### Work instructions
Using the records that follow, copy every line containing the word "Replace".

### Source material
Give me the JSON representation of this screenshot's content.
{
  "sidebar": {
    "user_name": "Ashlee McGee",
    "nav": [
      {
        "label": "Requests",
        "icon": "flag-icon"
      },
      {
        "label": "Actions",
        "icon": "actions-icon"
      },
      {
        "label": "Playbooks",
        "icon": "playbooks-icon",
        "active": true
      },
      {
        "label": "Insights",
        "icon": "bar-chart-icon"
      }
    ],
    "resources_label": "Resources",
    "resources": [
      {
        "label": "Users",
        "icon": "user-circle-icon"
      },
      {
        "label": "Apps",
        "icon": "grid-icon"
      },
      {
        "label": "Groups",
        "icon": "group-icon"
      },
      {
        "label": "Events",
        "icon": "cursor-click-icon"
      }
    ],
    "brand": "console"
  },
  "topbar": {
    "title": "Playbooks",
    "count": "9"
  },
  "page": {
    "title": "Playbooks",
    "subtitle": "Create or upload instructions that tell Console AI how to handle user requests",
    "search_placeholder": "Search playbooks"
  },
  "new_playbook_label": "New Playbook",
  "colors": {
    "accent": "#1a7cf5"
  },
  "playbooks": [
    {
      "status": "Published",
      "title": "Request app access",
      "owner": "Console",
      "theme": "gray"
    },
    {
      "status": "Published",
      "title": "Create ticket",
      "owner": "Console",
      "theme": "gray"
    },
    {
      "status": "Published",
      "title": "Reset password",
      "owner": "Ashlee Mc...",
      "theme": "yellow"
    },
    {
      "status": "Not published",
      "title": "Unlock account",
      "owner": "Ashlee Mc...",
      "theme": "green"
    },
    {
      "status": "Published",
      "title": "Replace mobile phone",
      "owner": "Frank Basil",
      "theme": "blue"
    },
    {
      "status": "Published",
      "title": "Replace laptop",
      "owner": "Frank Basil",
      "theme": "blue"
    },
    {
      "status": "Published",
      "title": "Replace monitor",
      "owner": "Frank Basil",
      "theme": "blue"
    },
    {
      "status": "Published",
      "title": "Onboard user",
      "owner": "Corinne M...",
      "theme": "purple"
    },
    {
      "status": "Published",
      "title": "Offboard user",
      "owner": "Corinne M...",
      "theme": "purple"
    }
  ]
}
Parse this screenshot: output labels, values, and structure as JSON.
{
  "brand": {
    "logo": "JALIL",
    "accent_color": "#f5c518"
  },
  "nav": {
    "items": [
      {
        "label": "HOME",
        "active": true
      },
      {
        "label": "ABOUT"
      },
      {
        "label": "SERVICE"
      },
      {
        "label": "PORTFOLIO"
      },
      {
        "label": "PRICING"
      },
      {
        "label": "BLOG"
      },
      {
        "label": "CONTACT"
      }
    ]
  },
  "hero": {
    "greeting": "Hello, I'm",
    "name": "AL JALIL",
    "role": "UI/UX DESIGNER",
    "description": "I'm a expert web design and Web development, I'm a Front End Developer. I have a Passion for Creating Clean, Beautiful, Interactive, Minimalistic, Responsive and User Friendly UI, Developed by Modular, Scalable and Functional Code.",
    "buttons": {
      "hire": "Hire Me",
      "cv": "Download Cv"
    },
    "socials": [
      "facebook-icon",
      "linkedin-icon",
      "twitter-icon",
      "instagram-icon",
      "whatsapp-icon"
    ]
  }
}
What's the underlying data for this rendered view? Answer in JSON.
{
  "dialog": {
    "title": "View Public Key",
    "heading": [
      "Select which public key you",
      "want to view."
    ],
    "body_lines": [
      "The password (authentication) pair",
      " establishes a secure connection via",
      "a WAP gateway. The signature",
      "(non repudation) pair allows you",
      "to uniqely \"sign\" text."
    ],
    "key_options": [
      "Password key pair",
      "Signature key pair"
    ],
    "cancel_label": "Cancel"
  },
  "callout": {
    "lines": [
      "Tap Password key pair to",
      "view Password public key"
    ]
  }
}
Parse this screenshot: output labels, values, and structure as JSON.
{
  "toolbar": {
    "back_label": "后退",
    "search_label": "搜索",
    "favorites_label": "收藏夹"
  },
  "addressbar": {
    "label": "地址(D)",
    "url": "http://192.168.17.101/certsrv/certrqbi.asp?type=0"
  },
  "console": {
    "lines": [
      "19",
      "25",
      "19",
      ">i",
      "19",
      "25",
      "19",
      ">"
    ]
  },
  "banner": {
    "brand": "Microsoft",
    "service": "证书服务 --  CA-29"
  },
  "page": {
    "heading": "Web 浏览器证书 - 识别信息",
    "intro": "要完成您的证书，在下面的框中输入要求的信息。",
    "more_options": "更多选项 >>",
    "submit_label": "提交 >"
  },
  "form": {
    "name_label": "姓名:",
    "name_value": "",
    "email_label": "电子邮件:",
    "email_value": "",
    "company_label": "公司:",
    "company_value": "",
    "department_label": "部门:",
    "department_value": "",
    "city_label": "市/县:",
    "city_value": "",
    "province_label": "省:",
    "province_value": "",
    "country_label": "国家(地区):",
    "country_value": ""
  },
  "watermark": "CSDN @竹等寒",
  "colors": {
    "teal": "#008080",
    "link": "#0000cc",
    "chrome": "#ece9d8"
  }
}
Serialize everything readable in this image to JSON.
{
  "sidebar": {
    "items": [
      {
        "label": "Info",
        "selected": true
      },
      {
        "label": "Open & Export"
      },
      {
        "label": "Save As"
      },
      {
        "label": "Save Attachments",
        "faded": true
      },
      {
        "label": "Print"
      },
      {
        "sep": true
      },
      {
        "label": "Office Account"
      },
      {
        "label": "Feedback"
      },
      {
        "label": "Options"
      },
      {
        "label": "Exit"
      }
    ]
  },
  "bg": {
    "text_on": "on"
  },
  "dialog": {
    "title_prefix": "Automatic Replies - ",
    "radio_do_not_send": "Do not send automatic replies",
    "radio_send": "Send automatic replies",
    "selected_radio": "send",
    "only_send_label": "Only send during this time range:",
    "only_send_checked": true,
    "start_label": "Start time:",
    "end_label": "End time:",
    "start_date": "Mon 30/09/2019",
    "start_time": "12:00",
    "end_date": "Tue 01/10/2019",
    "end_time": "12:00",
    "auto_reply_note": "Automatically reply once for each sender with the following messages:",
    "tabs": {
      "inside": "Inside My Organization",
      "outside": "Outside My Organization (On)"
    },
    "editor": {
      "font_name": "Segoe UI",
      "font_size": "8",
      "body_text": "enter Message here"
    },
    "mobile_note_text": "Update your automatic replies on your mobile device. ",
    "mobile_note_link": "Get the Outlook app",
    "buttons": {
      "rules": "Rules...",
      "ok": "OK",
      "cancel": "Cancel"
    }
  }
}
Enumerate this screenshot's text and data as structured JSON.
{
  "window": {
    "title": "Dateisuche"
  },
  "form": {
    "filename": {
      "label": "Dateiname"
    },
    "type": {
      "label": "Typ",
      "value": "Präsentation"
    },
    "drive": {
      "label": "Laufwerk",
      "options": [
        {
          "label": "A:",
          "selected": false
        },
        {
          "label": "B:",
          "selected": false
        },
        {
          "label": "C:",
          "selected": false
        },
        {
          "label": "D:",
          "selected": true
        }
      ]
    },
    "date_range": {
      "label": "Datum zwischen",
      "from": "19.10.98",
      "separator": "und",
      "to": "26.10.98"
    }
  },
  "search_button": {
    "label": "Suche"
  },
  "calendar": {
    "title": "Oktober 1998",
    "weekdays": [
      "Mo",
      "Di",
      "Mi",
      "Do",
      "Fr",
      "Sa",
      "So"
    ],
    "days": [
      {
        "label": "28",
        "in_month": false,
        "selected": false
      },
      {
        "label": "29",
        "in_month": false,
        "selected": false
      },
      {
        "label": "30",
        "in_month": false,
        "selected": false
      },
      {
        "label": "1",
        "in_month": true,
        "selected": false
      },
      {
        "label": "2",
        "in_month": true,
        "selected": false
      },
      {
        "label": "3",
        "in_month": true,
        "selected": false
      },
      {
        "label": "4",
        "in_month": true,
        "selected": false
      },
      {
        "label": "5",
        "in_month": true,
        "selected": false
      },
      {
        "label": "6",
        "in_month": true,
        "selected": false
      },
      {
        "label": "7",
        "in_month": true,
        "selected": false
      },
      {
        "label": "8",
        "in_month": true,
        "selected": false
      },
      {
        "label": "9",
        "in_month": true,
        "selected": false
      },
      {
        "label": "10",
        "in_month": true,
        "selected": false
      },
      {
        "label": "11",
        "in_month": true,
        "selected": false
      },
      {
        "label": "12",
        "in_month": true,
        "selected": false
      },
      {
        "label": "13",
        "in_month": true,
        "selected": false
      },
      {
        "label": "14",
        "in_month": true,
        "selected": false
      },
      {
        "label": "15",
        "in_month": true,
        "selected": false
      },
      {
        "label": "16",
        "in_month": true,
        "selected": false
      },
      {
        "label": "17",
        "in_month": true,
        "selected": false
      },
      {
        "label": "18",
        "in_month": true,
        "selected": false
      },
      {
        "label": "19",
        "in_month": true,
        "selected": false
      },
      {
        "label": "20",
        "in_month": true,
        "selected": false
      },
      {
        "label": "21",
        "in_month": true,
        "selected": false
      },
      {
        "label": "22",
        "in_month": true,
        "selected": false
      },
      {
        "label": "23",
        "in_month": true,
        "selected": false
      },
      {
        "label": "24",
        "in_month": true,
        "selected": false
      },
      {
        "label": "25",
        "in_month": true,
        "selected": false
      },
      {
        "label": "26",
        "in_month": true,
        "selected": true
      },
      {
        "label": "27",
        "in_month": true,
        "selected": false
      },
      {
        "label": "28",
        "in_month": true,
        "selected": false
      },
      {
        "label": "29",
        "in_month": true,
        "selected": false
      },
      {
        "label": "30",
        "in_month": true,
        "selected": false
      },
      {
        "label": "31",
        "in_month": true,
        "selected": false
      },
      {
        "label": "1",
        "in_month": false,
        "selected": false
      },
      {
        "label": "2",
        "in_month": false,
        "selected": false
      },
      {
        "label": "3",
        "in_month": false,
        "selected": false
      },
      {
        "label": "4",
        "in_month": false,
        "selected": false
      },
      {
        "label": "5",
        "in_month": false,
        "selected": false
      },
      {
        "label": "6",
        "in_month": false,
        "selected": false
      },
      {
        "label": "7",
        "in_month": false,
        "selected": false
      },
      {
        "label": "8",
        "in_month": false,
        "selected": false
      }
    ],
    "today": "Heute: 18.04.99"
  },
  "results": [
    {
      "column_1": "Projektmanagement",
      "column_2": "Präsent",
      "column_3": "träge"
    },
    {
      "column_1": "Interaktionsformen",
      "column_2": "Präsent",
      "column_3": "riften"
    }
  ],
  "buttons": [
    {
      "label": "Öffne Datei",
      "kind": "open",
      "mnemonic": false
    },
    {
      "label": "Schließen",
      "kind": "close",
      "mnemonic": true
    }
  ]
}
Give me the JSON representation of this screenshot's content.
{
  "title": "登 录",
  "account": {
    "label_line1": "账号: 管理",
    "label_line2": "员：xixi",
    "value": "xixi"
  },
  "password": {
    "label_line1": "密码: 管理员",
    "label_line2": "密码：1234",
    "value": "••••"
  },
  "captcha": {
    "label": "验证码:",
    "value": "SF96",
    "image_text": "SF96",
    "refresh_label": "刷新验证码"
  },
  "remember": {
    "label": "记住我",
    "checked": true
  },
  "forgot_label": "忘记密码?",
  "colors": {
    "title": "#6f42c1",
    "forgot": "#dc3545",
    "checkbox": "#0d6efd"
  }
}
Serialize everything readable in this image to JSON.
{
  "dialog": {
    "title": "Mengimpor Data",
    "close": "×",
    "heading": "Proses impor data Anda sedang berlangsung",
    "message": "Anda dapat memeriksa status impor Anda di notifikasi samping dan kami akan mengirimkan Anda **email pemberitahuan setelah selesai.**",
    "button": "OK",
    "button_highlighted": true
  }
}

### Output below
      "title": "Replace mobile phone",
      "title": "Replace laptop",
      "title": "Replace monitor",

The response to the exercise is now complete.